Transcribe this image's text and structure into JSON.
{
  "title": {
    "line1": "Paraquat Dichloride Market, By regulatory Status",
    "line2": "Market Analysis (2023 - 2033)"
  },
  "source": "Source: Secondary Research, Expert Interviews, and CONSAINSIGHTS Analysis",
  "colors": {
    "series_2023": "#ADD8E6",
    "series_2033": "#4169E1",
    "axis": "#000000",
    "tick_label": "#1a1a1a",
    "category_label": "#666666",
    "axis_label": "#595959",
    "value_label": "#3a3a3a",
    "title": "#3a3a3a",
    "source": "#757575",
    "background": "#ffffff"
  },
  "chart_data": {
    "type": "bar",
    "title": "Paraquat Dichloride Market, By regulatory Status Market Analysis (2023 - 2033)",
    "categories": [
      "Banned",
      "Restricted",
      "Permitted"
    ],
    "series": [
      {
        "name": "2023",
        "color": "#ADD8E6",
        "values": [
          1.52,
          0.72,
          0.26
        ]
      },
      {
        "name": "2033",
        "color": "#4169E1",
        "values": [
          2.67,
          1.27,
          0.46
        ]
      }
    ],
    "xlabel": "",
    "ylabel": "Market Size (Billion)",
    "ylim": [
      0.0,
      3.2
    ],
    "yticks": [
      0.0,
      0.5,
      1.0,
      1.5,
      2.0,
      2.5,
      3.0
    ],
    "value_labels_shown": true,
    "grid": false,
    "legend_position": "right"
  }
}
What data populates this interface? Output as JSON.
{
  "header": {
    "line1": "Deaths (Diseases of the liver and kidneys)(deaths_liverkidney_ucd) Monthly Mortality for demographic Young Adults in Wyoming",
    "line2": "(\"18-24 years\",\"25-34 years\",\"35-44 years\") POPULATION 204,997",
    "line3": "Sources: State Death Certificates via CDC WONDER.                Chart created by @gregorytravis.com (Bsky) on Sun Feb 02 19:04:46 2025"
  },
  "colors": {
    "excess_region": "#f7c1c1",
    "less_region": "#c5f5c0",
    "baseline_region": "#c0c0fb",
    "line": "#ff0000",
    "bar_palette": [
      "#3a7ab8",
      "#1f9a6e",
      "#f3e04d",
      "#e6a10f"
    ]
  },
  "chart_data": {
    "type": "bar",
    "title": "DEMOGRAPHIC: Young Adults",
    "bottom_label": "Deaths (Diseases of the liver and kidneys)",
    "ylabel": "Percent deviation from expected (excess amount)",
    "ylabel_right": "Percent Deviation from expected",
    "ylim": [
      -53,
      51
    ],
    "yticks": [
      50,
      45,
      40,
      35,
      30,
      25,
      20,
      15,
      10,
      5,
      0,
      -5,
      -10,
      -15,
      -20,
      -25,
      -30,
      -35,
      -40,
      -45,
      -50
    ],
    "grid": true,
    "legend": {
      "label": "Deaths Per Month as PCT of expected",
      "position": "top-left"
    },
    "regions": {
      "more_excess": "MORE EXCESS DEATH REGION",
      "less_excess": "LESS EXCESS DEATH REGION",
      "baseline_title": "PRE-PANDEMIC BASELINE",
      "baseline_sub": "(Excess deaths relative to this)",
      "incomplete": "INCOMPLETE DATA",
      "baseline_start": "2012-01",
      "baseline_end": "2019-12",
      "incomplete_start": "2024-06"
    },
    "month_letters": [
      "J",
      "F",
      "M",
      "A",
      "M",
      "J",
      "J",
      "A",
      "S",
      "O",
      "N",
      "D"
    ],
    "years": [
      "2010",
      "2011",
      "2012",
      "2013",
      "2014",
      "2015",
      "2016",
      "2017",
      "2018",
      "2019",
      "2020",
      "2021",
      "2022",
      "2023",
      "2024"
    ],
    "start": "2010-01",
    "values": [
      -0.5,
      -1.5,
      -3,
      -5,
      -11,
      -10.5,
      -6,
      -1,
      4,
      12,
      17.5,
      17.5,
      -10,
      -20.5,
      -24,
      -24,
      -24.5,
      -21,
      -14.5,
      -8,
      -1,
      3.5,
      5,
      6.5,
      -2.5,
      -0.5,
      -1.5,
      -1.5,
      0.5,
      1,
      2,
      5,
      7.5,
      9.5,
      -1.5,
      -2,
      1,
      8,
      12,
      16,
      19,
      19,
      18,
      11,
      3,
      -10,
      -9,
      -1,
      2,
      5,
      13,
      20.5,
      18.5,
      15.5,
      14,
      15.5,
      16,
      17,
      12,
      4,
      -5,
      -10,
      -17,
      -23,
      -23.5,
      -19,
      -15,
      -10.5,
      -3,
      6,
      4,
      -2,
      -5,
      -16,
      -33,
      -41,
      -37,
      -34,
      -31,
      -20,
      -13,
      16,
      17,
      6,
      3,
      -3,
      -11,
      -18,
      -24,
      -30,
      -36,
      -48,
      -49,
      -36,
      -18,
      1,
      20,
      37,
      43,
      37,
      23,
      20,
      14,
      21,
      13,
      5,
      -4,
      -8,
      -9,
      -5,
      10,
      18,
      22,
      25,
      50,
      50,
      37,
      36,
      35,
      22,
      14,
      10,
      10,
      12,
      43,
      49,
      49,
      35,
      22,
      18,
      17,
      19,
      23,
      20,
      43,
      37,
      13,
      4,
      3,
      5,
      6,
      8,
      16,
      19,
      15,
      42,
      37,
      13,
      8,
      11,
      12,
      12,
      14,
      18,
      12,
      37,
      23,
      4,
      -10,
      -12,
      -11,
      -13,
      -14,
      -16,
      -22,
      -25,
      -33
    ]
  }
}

Your instructions. Print every record above exactly as written.

Task answer.
Transcribe this image's text and structure into JSON.
{
  "title": {
    "line1": "Paraquat Dichloride Market, By regulatory Status",
    "line2": "Market Analysis (2023 - 2033)"
  },
  "source": "Source: Secondary Research, Expert Interviews, and CONSAINSIGHTS Analysis",
  "colors": {
    "series_2023": "#ADD8E6",
    "series_2033": "#4169E1",
    "axis": "#000000",
    "tick_label": "#1a1a1a",
    "category_label": "#666666",
    "axis_label": "#595959",
    "value_label": "#3a3a3a",
    "title": "#3a3a3a",
    "source": "#757575",
    "background": "#ffffff"
  },
  "chart_data": {
    "type": "bar",
    "title": "Paraquat Dichloride Market, By regulatory Status Market Analysis (2023 - 2033)",
    "categories": [
      "Banned",
      "Restricted",
      "Permitted"
    ],
    "series": [
      {
        "name": "2023",
        "color": "#ADD8E6",
        "values": [
          1.52,
          0.72,
          0.26
        ]
      },
      {
        "name": "2033",
        "color": "#4169E1",
        "values": [
          2.67,
          1.27,
          0.46
        ]
      }
    ],
    "xlabel": "",
    "ylabel": "Market Size (Billion)",
    "ylim": [
      0.0,
      3.2
    ],
    "yticks": [
      0.0,
      0.5,
      1.0,
      1.5,
      2.0,
      2.5,
      3.0
    ],
    "value_labels_shown": true,
    "grid": false,
    "legend_position": "right"
  }
}
What data populates this interface? Output as JSON.
{
  "header": {
    "line1": "Deaths (Diseases of the liver and kidneys)(deaths_liverkidney_ucd) Monthly Mortality for demographic Young Adults in Wyoming",
    "line2": "(\"18-24 years\",\"25-34 years\",\"35-44 years\") POPULATION 204,997",
    "line3": "Sources: State Death Certificates via CDC WONDER.                Chart created by @gregorytravis.com (Bsky) on Sun Feb 02 19:04:46 2025"
  },
  "colors": {
    "excess_region": "#f7c1c1",
    "less_region": "#c5f5c0",
    "baseline_region": "#c0c0fb",
    "line": "#ff0000",
    "bar_palette": [
      "#3a7ab8",
      "#1f9a6e",
      "#f3e04d",
      "#e6a10f"
    ]
  },
  "chart_data": {
    "type": "bar",
    "title": "DEMOGRAPHIC: Young Adults",
    "bottom_label": "Deaths (Diseases of the liver and kidneys)",
    "ylabel": "Percent deviation from expected (excess amount)",
    "ylabel_right": "Percent Deviation from expected",
    "ylim": [
      -53,
      51
    ],
    "yticks": [
      50,
      45,
      40,
      35,
      30,
      25,
      20,
      15,
      10,
      5,
      0,
      -5,
      -10,
      -15,
      -20,
      -25,
      -30,
      -35,
      -40,
      -45,
      -50
    ],
    "grid": true,
    "legend": {
      "label": "Deaths Per Month as PCT of expected",
      "position": "top-left"
    },
    "regions": {
      "more_excess": "MORE EXCESS DEATH REGION",
      "less_excess": "LESS EXCESS DEATH REGION",
      "baseline_title": "PRE-PANDEMIC BASELINE",
      "baseline_sub": "(Excess deaths relative to this)",
      "incomplete": "INCOMPLETE DATA",
      "baseline_start": "2012-01",
      "baseline_end": "2019-12",
      "incomplete_start": "2024-06"
    },
    "month_letters": [
      "J",
      "F",
      "M",
      "A",
      "M",
      "J",
      "J",
      "A",
      "S",
      "O",
      "N",
      "D"
    ],
    "years": [
      "2010",
      "2011",
      "2012",
      "2013",
      "2014",
      "2015",
      "2016",
      "2017",
      "2018",
      "2019",
      "2020",
      "2021",
      "2022",
      "2023",
      "2024"
    ],
    "start": "2010-01",
    "values": [
      -0.5,
      -1.5,
      -3,
      -5,
      -11,
      -10.5,
      -6,
      -1,
      4,
      12,
      17.5,
      17.5,
      -10,
      -20.5,
      -24,
      -24,
      -24.5,
      -21,
      -14.5,
      -8,
      -1,
      3.5,
      5,
      6.5,
      -2.5,
      -0.5,
      -1.5,
      -1.5,
      0.5,
      1,
      2,
      5,
      7.5,
      9.5,
      -1.5,
      -2,
      1,
      8,
      12,
      16,
      19,
      19,
      18,
      11,
      3,
      -10,
      -9,
      -1,
      2,
      5,
      13,
      20.5,
      18.5,
      15.5,
      14,
      15.5,
      16,
      17,
      12,
      4,
      -5,
      -10,
      -17,
      -23,
      -23.5,
      -19,
      -15,
      -10.5,
      -3,
      6,
      4,
      -2,
      -5,
      -16,
      -33,
      -41,
      -37,
      -34,
      -31,
      -20,
      -13,
      16,
      17,
      6,
      3,
      -3,
      -11,
      -18,
      -24,
      -30,
      -36,
      -48,
      -49,
      -36,
      -18,
      1,
      20,
      37,
      43,
      37,
      23,
      20,
      14,
      21,
      13,
      5,
      -4,
      -8,
      -9,
      -5,
      10,
      18,
      22,
      25,
      50,
      50,
      37,
      36,
      35,
      22,
      14,
      10,
      10,
      12,
      43,
      49,
      49,
      35,
      22,
      18,
      17,
      19,
      23,
      20,
      43,
      37,
      13,
      4,
      3,
      5,
      6,
      8,
      16,
      19,
      15,
      42,
      37,
      13,
      8,
      11,
      12,
      12,
      14,
      18,
      12,
      37,
      23,
      4,
      -10,
      -12,
      -11,
      -13,
      -14,
      -16,
      -22,
      -25,
      -33
    ]
  }
}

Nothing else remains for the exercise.